**What to produce:** Lines containing the string "axis" are to be counted; report only how many there are.

**Input material:**

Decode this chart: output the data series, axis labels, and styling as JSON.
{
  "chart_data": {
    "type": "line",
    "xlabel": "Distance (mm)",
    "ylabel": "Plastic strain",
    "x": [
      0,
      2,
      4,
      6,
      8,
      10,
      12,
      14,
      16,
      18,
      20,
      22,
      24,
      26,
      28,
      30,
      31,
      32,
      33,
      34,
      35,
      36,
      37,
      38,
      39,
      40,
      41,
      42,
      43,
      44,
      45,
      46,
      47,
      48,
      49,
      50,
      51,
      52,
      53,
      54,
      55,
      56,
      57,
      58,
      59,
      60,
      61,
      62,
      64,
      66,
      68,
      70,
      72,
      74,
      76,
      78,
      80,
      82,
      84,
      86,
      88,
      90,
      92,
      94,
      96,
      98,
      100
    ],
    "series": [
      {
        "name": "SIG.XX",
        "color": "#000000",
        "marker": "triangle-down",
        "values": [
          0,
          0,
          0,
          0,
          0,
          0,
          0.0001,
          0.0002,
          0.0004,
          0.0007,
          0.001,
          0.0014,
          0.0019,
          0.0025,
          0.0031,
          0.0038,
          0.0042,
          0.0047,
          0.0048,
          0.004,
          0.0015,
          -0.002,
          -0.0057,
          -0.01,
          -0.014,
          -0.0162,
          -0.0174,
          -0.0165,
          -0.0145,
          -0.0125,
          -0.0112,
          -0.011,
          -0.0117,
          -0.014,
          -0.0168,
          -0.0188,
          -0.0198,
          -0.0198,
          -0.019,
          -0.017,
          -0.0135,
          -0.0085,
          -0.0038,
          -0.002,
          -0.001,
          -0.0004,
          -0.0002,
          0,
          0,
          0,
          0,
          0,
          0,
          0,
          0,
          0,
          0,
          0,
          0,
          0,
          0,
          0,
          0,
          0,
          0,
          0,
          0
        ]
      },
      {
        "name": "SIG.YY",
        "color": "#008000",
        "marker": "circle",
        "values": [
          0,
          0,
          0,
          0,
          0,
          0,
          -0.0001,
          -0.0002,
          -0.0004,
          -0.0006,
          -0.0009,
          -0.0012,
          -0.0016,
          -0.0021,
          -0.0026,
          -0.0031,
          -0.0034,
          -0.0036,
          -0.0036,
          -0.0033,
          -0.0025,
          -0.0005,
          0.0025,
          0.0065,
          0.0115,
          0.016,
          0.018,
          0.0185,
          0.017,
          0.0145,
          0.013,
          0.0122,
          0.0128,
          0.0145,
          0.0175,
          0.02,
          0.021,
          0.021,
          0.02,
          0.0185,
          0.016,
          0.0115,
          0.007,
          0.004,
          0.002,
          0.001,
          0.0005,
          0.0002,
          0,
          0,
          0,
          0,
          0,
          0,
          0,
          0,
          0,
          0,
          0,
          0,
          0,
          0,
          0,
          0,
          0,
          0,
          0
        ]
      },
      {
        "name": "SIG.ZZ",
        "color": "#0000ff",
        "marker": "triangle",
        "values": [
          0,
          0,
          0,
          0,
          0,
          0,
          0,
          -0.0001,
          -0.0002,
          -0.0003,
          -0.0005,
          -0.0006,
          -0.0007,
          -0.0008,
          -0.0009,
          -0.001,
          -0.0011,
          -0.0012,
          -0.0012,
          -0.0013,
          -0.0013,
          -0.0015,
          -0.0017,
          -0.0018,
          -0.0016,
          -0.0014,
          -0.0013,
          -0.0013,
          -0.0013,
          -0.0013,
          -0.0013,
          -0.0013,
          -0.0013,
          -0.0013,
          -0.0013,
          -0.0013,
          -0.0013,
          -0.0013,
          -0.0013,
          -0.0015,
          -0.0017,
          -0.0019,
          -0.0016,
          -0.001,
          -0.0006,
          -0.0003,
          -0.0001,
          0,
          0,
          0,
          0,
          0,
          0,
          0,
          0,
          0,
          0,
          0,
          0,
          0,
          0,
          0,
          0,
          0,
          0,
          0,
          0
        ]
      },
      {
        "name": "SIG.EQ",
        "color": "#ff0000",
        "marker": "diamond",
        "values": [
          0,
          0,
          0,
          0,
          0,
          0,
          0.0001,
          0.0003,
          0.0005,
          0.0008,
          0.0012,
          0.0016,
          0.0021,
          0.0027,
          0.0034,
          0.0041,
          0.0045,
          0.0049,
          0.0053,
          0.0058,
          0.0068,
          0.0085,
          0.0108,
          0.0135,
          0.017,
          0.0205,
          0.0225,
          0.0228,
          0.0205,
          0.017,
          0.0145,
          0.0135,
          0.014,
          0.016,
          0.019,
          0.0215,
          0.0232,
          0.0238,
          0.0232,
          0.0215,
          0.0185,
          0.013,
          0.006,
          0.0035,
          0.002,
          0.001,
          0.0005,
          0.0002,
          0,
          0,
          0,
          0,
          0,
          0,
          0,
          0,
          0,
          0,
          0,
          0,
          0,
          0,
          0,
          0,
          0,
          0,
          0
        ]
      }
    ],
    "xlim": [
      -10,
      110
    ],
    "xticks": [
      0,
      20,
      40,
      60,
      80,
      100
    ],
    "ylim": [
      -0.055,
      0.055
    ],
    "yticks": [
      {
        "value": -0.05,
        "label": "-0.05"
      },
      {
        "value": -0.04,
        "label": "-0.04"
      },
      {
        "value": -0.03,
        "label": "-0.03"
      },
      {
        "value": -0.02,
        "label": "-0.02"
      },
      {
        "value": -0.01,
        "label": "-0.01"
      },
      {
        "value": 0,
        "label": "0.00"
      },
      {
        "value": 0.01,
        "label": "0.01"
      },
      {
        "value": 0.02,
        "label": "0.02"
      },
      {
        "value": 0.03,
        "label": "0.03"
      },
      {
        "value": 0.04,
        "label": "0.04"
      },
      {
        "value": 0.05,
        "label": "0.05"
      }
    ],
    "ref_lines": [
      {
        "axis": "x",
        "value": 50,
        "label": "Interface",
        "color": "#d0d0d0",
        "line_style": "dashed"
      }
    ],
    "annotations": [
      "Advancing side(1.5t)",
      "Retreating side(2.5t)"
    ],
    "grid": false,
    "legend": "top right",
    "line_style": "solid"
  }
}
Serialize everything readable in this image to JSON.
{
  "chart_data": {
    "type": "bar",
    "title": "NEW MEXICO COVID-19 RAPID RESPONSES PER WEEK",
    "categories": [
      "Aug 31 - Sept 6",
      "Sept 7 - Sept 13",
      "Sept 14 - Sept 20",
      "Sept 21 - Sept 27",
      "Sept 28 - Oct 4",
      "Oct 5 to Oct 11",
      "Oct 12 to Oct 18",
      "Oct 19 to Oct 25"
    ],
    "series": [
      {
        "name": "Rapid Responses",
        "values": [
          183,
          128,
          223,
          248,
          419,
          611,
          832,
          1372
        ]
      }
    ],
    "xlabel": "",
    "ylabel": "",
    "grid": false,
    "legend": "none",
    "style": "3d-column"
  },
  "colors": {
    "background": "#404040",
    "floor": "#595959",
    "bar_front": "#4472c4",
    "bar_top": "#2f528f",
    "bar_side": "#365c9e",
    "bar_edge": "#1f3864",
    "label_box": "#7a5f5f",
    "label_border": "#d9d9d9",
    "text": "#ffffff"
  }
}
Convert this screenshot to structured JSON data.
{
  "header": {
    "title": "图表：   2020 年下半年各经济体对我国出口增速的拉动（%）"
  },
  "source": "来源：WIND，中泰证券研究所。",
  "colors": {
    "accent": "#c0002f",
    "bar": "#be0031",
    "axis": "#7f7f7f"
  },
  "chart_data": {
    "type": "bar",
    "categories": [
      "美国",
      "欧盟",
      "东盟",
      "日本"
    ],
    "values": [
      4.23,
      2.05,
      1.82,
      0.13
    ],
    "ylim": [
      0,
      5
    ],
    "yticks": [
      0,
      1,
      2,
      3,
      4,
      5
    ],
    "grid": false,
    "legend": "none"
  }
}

**Full answer:** 3